▶ OBJECTIVE
Leave out the pictures and copy everything else below exactly.

▶ PROVIDED RECORDS
▶

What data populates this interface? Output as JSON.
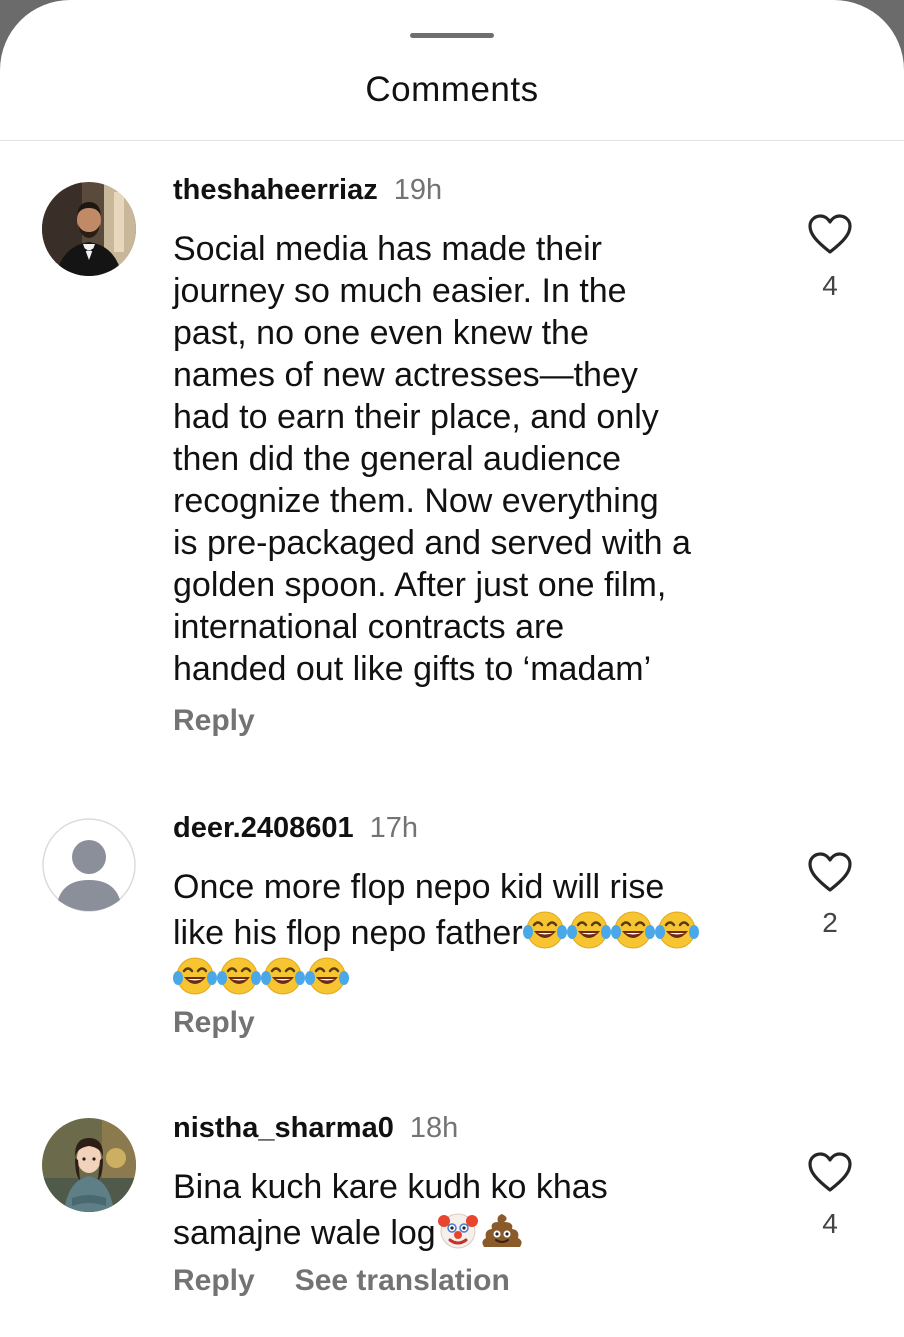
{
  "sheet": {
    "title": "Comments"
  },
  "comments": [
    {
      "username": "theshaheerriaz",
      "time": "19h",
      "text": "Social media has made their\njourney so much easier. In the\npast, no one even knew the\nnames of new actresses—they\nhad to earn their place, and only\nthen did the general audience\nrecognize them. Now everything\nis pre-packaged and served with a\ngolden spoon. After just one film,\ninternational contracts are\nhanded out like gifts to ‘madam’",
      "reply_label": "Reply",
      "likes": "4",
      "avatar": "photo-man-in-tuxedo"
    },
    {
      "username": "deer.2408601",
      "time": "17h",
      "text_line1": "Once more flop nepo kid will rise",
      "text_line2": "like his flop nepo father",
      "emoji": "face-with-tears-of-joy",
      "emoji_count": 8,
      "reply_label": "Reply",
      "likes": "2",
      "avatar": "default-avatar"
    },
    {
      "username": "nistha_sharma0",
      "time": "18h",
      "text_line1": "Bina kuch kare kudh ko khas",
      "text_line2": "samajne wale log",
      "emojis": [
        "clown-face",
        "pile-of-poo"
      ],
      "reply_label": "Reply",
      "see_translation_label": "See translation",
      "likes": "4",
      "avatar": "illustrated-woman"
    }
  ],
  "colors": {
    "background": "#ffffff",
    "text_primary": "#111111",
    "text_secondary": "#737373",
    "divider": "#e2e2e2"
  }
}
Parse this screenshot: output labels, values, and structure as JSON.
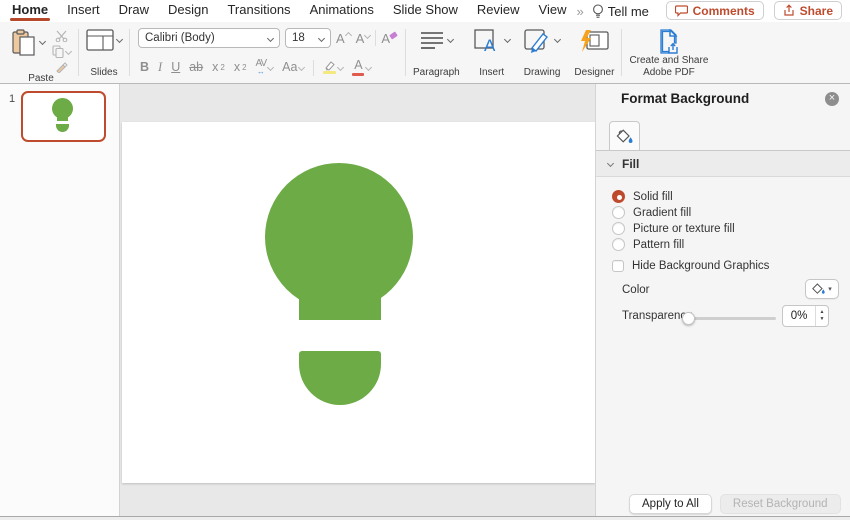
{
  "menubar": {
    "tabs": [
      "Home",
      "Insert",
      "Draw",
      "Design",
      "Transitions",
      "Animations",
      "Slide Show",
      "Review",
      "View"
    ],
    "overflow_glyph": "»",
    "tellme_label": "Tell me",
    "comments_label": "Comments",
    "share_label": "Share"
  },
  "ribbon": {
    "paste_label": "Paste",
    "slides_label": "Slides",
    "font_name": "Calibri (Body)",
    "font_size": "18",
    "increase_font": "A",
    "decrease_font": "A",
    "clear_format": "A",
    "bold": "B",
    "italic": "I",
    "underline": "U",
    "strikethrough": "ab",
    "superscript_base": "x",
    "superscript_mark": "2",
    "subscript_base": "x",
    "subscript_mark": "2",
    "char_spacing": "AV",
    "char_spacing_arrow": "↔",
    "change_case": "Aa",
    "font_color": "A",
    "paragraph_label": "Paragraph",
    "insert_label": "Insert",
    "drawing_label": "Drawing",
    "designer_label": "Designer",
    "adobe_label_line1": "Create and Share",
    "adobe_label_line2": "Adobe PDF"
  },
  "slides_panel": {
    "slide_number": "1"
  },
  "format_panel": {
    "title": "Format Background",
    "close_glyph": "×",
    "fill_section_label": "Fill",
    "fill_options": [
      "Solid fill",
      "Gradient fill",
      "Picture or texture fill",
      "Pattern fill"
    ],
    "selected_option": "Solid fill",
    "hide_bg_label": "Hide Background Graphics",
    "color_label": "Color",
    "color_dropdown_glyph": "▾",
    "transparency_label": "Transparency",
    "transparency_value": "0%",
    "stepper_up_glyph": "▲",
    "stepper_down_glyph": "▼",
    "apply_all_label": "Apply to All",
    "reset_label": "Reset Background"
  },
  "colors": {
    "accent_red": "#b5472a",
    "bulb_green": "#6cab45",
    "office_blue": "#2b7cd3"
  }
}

◀

▶ RESULT OF THIS TASK
What data populates this interface? Output as JSON.
{
  "sheet": {
    "title": "Comments"
  },
  "comments": [
    {
      "username": "theshaheerriaz",
      "time": "19h",
      "text": "Social media has made their\njourney so much easier. In the\npast, no one even knew the\nnames of new actresses—they\nhad to earn their place, and only\nthen did the general audience\nrecognize them. Now everything\nis pre-packaged and served with a\ngolden spoon. After just one film,\ninternational contracts are\nhanded out like gifts to ‘madam’",
      "reply_label": "Reply",
      "likes": "4",
      "avatar": "photo-man-in-tuxedo"
    },
    {
      "username": "deer.2408601",
      "time": "17h",
      "text_line1": "Once more flop nepo kid will rise",
      "text_line2": "like his flop nepo father",
      "emoji": "face-with-tears-of-joy",
      "emoji_count": 8,
      "reply_label": "Reply",
      "likes": "2",
      "avatar": "default-avatar"
    },
    {
      "username": "nistha_sharma0",
      "time": "18h",
      "text_line1": "Bina kuch kare kudh ko khas",
      "text_line2": "samajne wale log",
      "emojis": [
        "clown-face",
        "pile-of-poo"
      ],
      "reply_label": "Reply",
      "see_translation_label": "See translation",
      "likes": "4",
      "avatar": "illustrated-woman"
    }
  ],
  "colors": {
    "background": "#ffffff",
    "text_primary": "#111111",
    "text_secondary": "#737373",
    "divider": "#e2e2e2"
  }
}
Parse this screenshot: output labels, values, and structure as JSON.
{
  "menubar": {
    "tabs": [
      "Home",
      "Insert",
      "Draw",
      "Design",
      "Transitions",
      "Animations",
      "Slide Show",
      "Review",
      "View"
    ],
    "overflow_glyph": "»",
    "tellme_label": "Tell me",
    "comments_label": "Comments",
    "share_label": "Share"
  },
  "ribbon": {
    "paste_label": "Paste",
    "slides_label": "Slides",
    "font_name": "Calibri (Body)",
    "font_size": "18",
    "increase_font": "A",
    "decrease_font": "A",
    "clear_format": "A",
    "bold": "B",
    "italic": "I",
    "underline": "U",
    "strikethrough": "ab",
    "superscript_base": "x",
    "superscript_mark": "2",
    "subscript_base": "x",
    "subscript_mark": "2",
    "char_spacing": "AV",
    "char_spacing_arrow": "↔",
    "change_case": "Aa",
    "font_color": "A",
    "paragraph_label": "Paragraph",
    "insert_label": "Insert",
    "drawing_label": "Drawing",
    "designer_label": "Designer",
    "adobe_label_line1": "Create and Share",
    "adobe_label_line2": "Adobe PDF"
  },
  "slides_panel": {
    "slide_number": "1"
  },
  "format_panel": {
    "title": "Format Background",
    "close_glyph": "×",
    "fill_section_label": "Fill",
    "fill_options": [
      "Solid fill",
      "Gradient fill",
      "Picture or texture fill",
      "Pattern fill"
    ],
    "selected_option": "Solid fill",
    "hide_bg_label": "Hide Background Graphics",
    "color_label": "Color",
    "color_dropdown_glyph": "▾",
    "transparency_label": "Transparency",
    "transparency_value": "0%",
    "stepper_up_glyph": "▲",
    "stepper_down_glyph": "▼",
    "apply_all_label": "Apply to All",
    "reset_label": "Reset Background"
  },
  "colors": {
    "accent_red": "#b5472a",
    "bulb_green": "#6cab45",
    "office_blue": "#2b7cd3"
  }
}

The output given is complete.